(Layout annotation data)
━━━
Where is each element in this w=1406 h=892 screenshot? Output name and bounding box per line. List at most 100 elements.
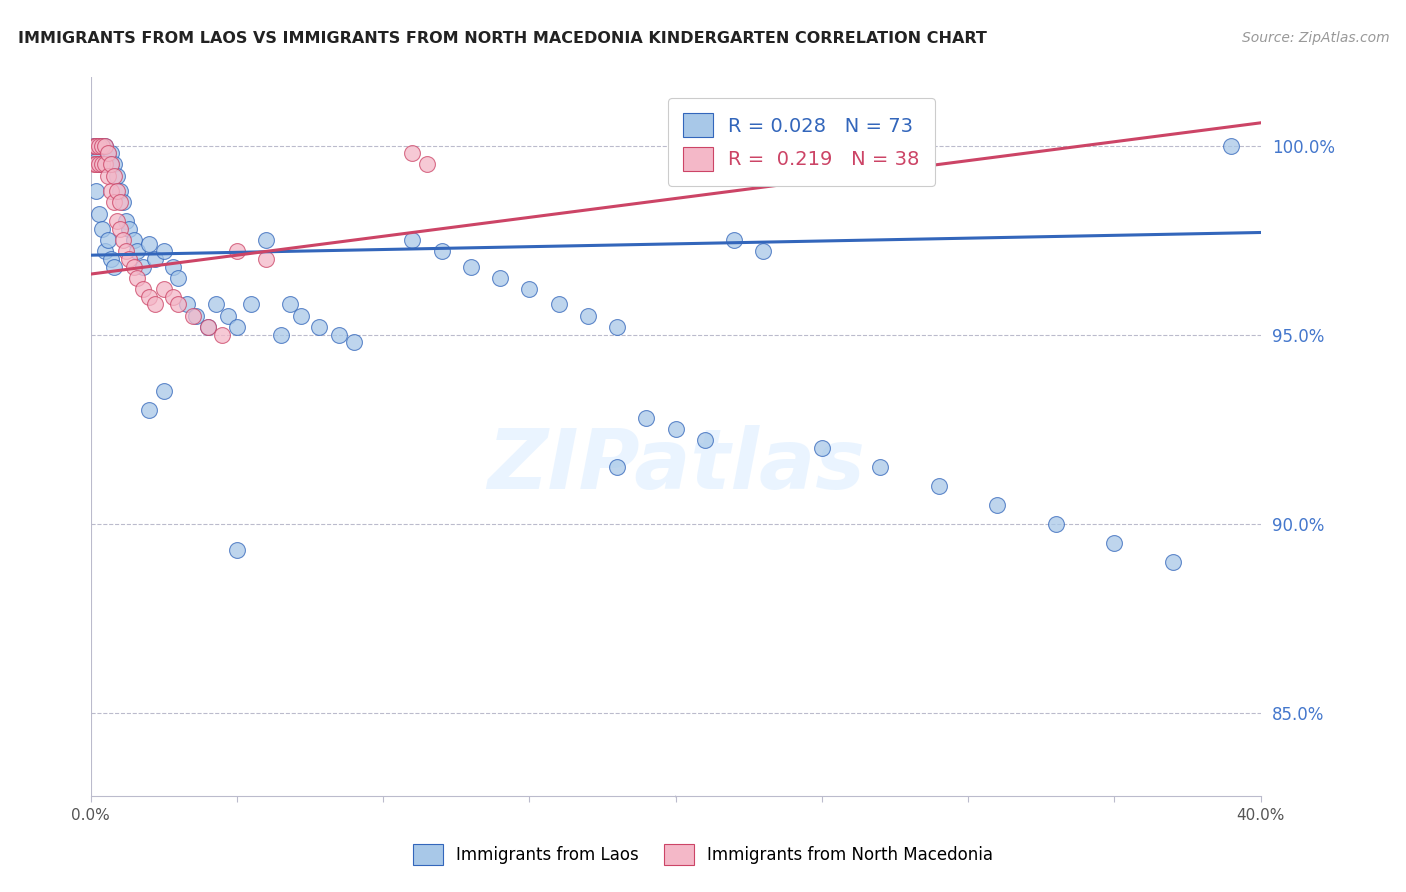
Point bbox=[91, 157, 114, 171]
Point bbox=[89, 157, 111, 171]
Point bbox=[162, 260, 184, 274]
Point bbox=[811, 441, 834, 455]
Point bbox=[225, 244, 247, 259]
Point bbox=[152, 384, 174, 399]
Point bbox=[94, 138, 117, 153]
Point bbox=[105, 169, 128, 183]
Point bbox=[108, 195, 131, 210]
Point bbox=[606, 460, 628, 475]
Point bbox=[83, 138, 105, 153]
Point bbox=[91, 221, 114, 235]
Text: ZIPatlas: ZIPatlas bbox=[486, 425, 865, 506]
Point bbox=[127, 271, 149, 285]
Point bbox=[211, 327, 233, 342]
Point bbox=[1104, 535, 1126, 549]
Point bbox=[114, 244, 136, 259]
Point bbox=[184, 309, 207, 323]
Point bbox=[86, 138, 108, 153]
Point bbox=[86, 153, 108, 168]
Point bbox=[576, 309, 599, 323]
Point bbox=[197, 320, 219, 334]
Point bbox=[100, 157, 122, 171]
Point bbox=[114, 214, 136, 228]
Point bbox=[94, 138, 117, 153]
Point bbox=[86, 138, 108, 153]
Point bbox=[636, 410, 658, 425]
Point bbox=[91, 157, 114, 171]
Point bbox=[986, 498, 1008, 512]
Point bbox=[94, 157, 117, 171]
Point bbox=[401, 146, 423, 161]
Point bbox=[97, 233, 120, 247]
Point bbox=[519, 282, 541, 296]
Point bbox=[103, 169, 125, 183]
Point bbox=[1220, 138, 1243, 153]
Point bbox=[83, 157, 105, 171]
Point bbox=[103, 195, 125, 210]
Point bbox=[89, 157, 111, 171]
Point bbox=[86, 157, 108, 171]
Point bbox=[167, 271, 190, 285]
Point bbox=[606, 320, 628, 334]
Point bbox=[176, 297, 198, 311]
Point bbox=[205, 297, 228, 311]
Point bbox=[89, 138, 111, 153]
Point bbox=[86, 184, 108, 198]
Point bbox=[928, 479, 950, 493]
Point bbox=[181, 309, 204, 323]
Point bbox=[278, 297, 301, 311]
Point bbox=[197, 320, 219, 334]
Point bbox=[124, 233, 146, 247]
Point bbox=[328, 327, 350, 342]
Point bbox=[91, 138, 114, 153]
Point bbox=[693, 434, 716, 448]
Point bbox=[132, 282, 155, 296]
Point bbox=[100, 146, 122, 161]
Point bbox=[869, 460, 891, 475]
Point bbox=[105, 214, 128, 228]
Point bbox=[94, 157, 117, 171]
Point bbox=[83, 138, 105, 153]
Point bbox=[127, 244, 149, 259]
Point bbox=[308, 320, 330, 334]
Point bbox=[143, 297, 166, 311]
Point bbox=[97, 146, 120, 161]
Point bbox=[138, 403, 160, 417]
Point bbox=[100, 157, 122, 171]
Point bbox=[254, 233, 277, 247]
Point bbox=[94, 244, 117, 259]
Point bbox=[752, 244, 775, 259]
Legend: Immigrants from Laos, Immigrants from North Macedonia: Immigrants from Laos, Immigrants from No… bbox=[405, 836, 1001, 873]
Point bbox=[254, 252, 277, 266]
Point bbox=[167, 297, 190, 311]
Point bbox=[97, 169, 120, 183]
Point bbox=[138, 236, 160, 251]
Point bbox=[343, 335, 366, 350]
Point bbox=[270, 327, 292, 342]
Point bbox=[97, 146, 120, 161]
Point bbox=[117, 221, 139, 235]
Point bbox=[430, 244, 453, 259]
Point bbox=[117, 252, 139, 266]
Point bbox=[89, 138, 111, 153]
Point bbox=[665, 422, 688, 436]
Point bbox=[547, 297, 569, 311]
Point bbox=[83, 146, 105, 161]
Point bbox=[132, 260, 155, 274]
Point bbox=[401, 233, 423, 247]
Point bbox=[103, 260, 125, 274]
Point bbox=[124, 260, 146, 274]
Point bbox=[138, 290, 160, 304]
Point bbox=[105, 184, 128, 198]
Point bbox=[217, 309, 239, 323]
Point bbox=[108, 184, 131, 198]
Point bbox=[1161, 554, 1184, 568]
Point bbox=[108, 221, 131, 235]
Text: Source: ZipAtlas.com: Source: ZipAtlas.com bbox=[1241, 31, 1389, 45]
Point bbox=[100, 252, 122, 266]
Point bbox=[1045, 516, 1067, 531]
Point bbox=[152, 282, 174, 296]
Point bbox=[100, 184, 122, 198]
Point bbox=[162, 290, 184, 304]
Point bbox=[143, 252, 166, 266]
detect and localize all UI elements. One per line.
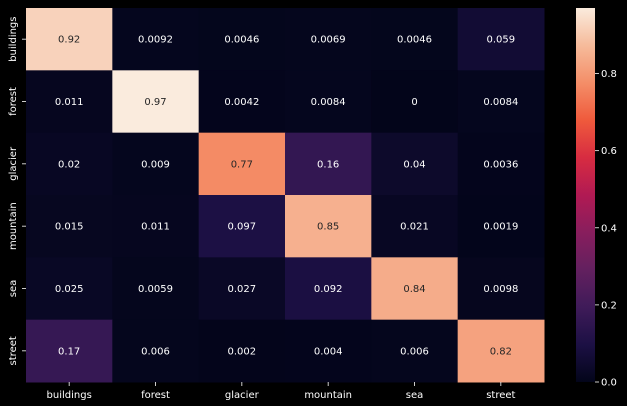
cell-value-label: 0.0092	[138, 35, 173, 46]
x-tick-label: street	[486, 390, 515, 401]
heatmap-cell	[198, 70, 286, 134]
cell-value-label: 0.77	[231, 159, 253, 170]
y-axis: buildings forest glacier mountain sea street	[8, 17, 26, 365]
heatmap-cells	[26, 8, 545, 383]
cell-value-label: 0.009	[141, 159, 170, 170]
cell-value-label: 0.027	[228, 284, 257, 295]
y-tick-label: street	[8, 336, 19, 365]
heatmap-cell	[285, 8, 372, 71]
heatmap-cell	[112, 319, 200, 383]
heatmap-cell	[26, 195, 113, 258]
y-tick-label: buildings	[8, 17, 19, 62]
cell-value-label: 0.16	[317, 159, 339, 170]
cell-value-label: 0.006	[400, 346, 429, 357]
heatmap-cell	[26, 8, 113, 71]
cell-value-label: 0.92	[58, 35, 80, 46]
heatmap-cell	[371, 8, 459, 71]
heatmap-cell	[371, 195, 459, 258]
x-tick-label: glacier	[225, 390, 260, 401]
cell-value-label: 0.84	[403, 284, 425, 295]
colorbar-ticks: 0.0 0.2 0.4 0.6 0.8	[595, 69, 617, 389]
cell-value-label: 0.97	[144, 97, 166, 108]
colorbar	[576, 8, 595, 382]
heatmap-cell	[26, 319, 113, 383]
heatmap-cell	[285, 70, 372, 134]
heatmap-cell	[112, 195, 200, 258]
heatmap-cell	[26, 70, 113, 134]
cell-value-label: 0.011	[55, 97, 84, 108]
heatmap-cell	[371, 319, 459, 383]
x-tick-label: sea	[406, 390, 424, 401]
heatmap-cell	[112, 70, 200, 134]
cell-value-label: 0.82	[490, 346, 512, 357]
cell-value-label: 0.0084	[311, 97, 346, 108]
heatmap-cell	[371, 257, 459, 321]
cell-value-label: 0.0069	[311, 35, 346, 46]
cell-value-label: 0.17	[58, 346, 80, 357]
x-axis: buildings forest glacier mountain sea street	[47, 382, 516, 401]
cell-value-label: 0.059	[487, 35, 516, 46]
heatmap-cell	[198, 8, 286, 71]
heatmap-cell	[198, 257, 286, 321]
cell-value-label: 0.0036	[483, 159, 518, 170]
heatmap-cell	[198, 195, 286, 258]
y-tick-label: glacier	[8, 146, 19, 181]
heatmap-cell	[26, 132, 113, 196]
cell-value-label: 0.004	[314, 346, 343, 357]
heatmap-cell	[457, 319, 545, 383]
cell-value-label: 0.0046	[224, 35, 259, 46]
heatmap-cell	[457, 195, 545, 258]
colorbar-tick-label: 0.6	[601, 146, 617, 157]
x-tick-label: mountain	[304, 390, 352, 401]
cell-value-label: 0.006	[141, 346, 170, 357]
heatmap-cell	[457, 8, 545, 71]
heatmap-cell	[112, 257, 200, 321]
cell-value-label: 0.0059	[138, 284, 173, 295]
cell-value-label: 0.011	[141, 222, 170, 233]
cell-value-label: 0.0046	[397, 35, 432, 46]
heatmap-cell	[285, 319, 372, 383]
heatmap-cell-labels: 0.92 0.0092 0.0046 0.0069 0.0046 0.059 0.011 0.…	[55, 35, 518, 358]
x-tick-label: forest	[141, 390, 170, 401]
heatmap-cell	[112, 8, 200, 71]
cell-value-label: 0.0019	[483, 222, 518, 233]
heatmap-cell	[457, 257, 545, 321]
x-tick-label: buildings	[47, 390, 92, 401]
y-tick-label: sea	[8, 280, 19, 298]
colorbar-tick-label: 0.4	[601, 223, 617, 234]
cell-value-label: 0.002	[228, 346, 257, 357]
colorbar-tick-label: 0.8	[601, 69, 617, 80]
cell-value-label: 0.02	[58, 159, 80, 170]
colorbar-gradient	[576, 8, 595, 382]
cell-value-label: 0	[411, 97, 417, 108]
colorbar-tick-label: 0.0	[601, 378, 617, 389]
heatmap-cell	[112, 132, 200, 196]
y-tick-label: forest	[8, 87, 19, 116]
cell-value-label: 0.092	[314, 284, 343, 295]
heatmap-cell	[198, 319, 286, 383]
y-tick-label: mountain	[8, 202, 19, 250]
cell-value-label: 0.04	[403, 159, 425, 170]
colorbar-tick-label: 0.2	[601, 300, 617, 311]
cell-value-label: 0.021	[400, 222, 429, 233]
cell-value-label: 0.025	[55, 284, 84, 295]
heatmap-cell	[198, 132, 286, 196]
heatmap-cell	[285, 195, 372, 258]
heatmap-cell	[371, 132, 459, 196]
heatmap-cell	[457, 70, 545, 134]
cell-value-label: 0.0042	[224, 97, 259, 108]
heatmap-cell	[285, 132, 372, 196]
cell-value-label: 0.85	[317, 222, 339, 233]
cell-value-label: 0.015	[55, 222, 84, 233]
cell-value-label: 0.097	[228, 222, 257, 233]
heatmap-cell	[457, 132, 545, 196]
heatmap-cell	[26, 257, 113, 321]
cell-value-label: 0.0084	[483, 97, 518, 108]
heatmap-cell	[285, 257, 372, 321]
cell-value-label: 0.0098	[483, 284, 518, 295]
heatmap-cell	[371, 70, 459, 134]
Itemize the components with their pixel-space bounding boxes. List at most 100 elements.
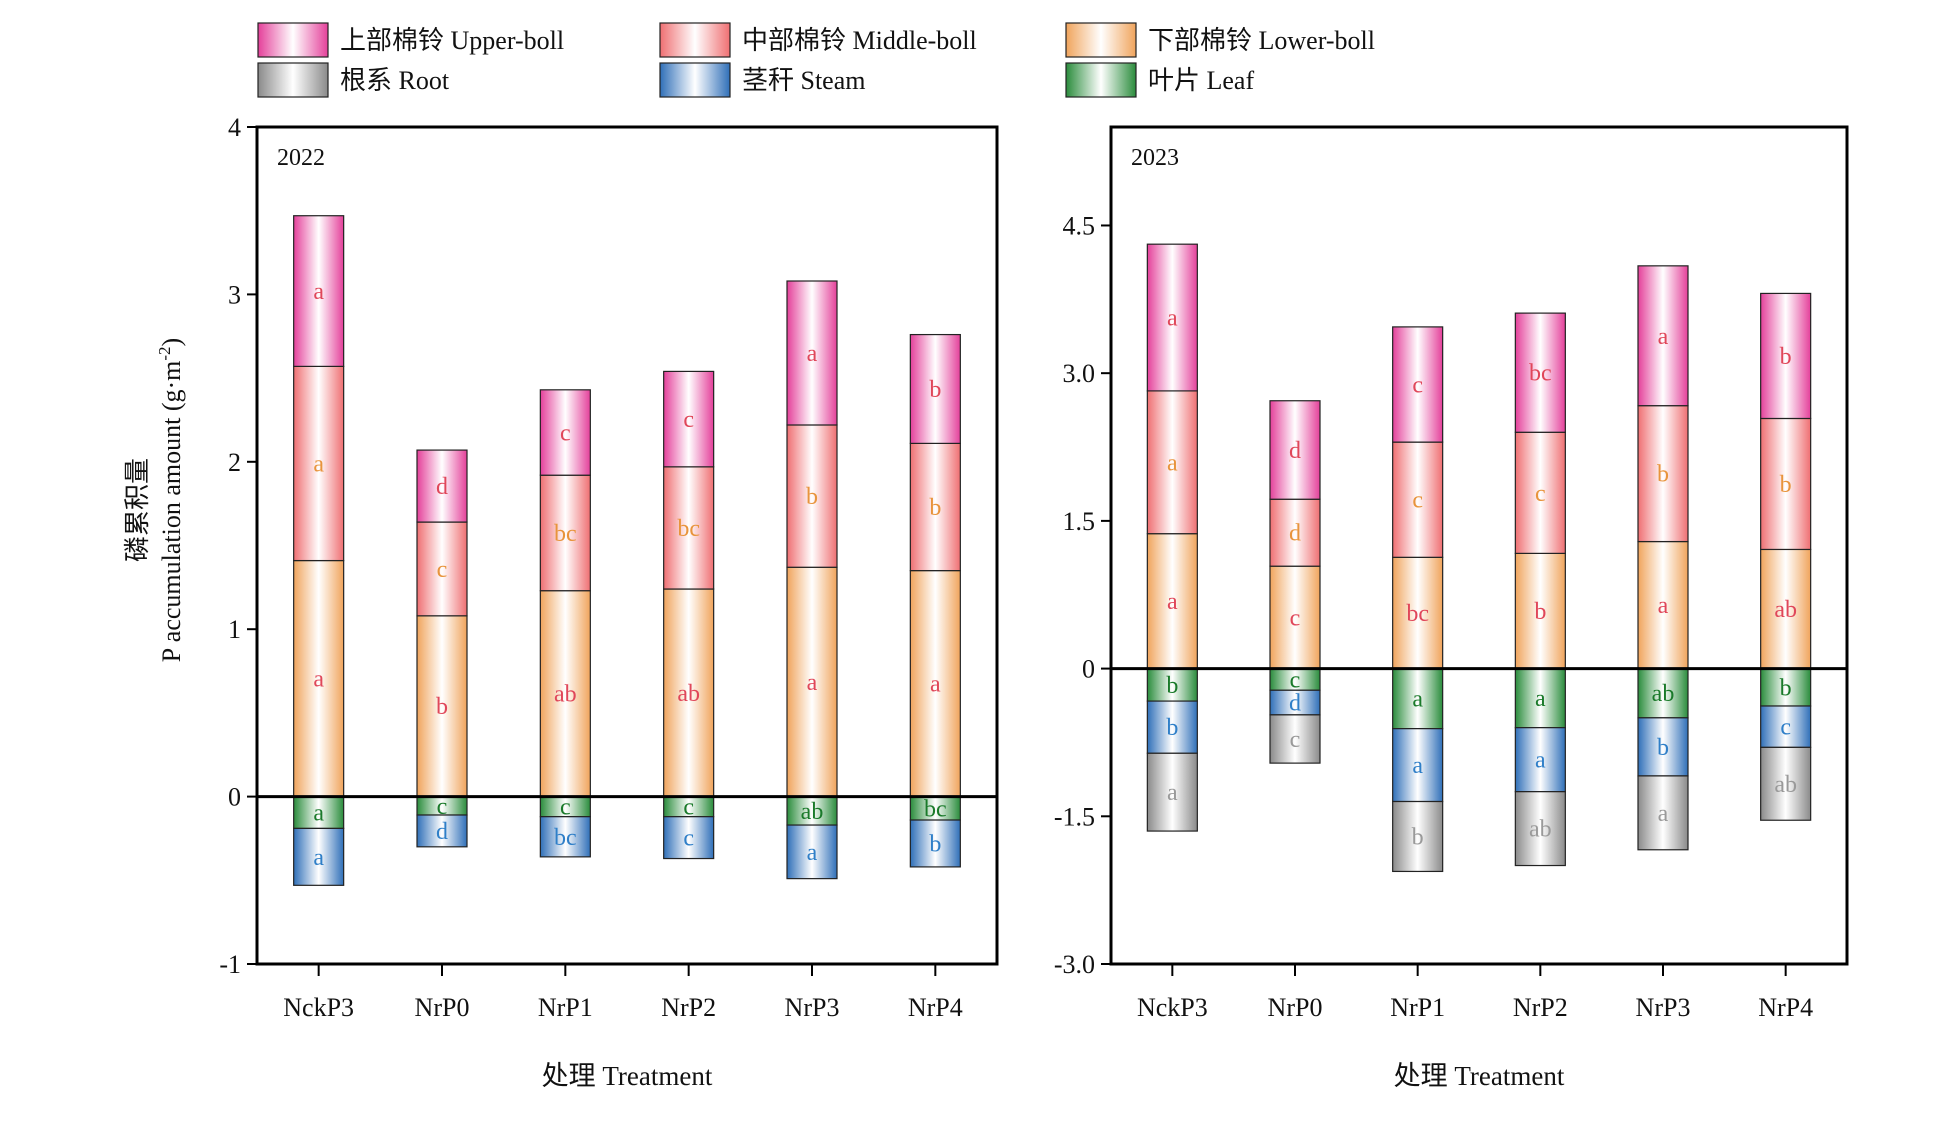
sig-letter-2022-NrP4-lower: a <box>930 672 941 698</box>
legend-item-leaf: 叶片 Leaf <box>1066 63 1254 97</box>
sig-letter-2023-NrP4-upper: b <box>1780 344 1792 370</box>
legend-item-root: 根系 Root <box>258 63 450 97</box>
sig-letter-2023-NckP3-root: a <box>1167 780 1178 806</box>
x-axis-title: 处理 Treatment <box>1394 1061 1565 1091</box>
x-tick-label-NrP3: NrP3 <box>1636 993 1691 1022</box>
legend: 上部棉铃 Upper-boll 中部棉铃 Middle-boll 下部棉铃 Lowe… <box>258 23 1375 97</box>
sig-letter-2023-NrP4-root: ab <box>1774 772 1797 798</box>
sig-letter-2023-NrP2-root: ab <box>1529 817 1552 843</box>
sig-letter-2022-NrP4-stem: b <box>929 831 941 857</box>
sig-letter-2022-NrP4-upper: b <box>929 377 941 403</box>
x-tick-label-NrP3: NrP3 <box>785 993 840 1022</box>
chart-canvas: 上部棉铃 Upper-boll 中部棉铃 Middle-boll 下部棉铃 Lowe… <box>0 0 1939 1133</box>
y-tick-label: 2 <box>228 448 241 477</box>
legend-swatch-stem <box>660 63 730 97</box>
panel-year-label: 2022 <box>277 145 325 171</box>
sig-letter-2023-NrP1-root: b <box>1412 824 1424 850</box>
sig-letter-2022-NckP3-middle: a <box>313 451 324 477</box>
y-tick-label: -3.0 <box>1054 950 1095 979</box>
━━━
• **Problem statement**: Copy out the lines verbatim, beginning at the line that contains "35, 173, 46]" and stopping after the line that contains "70, 200, 134]".

• **Answer to the task**:
cell-value-label: 0.0092	[138, 35, 173, 46]
x-tick-label: street	[486, 390, 515, 401]
heatmap-cell	[198, 70, 286, 134]
cell-value-label: 0.77	[231, 159, 253, 170]
y-axis: buildings forest glacier mountain sea street	[8, 17, 26, 365]
heatmap-cells	[26, 8, 545, 383]
cell-value-label: 0.009	[141, 159, 170, 170]
cell-value-label: 0.027	[228, 284, 257, 295]
y-tick-label: street	[8, 336, 19, 365]
heatmap-cell	[285, 8, 372, 71]
heatmap-cell	[112, 319, 200, 383]
heatmap-cell	[26, 195, 113, 258]
y-tick-label: buildings	[8, 17, 19, 62]
cell-value-label: 0.16	[317, 159, 339, 170]
cell-value-label: 0.006	[400, 346, 429, 357]
heatmap-cell	[26, 8, 113, 71]
cell-value-label: 0.92	[58, 35, 80, 46]
heatmap-cell	[371, 8, 459, 71]
heatmap-cell	[371, 195, 459, 258]
x-tick-label: glacier	[225, 390, 260, 401]
cell-value-label: 0.84	[403, 284, 425, 295]
colorbar-ticks: 0.0 0.2 0.4 0.6 0.8	[595, 69, 617, 389]
cell-value-label: 0.97	[144, 97, 166, 108]
colorbar	[576, 8, 595, 382]
heatmap-cell	[26, 319, 113, 383]
heatmap-cell	[285, 70, 372, 134]
heatmap-cell	[112, 195, 200, 258]
heatmap-cell	[26, 70, 113, 134]
cell-value-label: 0.011	[55, 97, 84, 108]
heatmap-cell	[371, 319, 459, 383]
x-tick-label: sea	[406, 390, 424, 401]
heatmap-cell	[112, 70, 200, 134]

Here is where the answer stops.